From the entries that follow, list every line in which the string "title" appears.

● ● ● ●

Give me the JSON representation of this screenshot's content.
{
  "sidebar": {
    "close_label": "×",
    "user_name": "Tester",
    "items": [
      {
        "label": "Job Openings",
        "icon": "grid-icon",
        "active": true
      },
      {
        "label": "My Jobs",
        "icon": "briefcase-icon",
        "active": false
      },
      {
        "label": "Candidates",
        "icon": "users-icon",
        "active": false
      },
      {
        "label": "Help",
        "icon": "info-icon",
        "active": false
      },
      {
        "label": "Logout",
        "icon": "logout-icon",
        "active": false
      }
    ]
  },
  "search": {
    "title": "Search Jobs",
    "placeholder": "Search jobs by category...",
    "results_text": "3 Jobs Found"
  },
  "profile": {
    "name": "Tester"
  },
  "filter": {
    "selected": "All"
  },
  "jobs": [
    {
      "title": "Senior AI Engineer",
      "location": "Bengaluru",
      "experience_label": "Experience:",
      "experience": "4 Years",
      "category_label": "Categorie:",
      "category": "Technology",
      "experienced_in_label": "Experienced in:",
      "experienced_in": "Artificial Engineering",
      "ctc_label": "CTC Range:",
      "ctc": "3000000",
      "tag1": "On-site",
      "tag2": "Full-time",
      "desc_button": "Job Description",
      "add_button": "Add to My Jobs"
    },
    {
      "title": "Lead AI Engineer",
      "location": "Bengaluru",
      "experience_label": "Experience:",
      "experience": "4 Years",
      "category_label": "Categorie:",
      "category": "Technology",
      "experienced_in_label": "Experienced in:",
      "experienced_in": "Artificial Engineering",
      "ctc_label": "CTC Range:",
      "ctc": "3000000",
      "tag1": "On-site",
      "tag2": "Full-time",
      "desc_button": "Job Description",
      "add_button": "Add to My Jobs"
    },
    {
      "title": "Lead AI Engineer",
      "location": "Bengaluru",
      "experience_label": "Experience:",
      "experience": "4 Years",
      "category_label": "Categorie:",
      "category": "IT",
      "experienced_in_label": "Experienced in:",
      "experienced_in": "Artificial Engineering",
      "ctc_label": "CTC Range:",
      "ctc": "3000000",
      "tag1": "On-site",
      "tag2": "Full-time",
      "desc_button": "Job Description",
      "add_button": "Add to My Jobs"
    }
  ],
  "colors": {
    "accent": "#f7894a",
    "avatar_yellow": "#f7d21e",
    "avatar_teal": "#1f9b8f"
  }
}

● ● ● ●

__Output for this task__.
    "title": "Search Jobs",
      "title": "Senior AI Engineer",
      "title": "Lead AI Engineer",
      "title": "Lead AI Engineer",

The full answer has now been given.